→ GIVEN TASK: Copy the records from the first line through the line containing "- title-banner: [51, 98, 204, 116]", inclusive, changing every "x-tick-label" to "x-axis-tick" and leaving everything else the same; give only those lines.
— START OF EXERCISE INPUT —
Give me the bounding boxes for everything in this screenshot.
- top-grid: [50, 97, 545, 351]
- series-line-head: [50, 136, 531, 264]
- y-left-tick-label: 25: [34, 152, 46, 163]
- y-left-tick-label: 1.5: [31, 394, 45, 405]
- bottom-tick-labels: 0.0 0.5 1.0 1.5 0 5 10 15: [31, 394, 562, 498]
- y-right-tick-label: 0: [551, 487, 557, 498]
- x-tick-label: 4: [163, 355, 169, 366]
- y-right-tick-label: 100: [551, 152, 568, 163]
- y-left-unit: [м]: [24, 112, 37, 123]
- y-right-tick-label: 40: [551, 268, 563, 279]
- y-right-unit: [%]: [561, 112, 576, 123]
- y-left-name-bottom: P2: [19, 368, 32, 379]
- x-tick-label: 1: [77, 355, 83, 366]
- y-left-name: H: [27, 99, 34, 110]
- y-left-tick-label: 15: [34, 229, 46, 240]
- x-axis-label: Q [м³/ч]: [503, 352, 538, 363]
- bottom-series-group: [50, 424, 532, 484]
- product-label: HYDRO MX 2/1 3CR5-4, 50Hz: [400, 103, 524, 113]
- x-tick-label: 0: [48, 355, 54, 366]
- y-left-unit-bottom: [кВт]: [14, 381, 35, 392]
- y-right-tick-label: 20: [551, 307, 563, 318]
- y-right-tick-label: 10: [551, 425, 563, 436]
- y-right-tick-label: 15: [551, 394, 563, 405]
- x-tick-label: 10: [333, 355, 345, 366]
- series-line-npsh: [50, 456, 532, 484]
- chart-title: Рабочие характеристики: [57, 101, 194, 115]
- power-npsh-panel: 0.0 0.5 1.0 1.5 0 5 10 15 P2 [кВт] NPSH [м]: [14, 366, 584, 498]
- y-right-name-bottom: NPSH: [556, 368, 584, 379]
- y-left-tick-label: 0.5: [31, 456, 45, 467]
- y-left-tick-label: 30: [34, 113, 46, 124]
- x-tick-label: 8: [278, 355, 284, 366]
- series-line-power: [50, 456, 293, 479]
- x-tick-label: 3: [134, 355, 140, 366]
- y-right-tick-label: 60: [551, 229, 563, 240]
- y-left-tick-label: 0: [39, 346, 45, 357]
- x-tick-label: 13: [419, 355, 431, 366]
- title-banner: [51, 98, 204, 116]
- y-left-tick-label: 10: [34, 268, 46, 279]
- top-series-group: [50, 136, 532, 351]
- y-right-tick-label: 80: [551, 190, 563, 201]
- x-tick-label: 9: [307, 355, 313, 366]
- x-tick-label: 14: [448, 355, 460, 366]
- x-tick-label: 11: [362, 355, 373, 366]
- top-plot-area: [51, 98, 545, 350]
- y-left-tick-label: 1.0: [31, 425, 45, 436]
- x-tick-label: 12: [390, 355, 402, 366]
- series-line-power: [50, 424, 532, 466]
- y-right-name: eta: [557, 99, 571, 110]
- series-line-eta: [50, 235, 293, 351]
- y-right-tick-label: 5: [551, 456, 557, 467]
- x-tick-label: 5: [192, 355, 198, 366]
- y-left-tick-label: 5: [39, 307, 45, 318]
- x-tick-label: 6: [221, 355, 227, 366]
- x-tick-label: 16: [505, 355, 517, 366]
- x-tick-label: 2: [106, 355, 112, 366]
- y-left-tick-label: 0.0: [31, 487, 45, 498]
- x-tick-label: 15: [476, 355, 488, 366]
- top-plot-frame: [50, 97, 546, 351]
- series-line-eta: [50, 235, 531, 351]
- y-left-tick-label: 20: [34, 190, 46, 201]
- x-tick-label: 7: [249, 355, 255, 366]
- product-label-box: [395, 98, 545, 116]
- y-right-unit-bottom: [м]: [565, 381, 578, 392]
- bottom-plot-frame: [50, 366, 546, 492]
— END OF EXERCISE INPUT —
→ RESULT BELOW:
Give me the bounding boxes for everything in this screenshot.
- top-grid: [50, 97, 545, 351]
- series-line-head: [50, 136, 531, 264]
- y-left-tick-label: 25: [34, 152, 46, 163]
- y-left-tick-label: 1.5: [31, 394, 45, 405]
- bottom-tick-labels: 0.0 0.5 1.0 1.5 0 5 10 15: [31, 394, 562, 498]
- y-right-tick-label: 0: [551, 487, 557, 498]
- x-axis-tick: 4: [163, 355, 169, 366]
- y-right-tick-label: 100: [551, 152, 568, 163]
- y-left-unit: [м]: [24, 112, 37, 123]
- y-right-tick-label: 40: [551, 268, 563, 279]
- y-right-unit: [%]: [561, 112, 576, 123]
- y-left-name-bottom: P2: [19, 368, 32, 379]
- x-axis-tick: 1: [77, 355, 83, 366]
- y-left-name: H: [27, 99, 34, 110]
- y-left-tick-label: 15: [34, 229, 46, 240]
- x-axis-label: Q [м³/ч]: [503, 352, 538, 363]
- bottom-series-group: [50, 424, 532, 484]
- product-label: HYDRO MX 2/1 3CR5-4, 50Hz: [400, 103, 524, 113]
- x-axis-tick: 0: [48, 355, 54, 366]
- y-left-unit-bottom: [кВт]: [14, 381, 35, 392]
- y-right-tick-label: 20: [551, 307, 563, 318]
- y-right-tick-label: 10: [551, 425, 563, 436]
- y-right-tick-label: 15: [551, 394, 563, 405]
- x-axis-tick: 10: [333, 355, 345, 366]
- series-line-npsh: [50, 456, 532, 484]
- chart-title: Рабочие характеристики: [57, 101, 194, 115]
- power-npsh-panel: 0.0 0.5 1.0 1.5 0 5 10 15 P2 [кВт] NPSH [м]: [14, 366, 584, 498]
- y-right-name-bottom: NPSH: [556, 368, 584, 379]
- y-left-tick-label: 0.5: [31, 456, 45, 467]
- y-left-tick-label: 30: [34, 113, 46, 124]
- x-axis-tick: 8: [278, 355, 284, 366]
- series-line-power: [50, 456, 293, 479]
- x-axis-tick: 3: [134, 355, 140, 366]
- y-right-tick-label: 60: [551, 229, 563, 240]
- y-left-tick-label: 0: [39, 346, 45, 357]
- x-axis-tick: 13: [419, 355, 431, 366]
- title-banner: [51, 98, 204, 116]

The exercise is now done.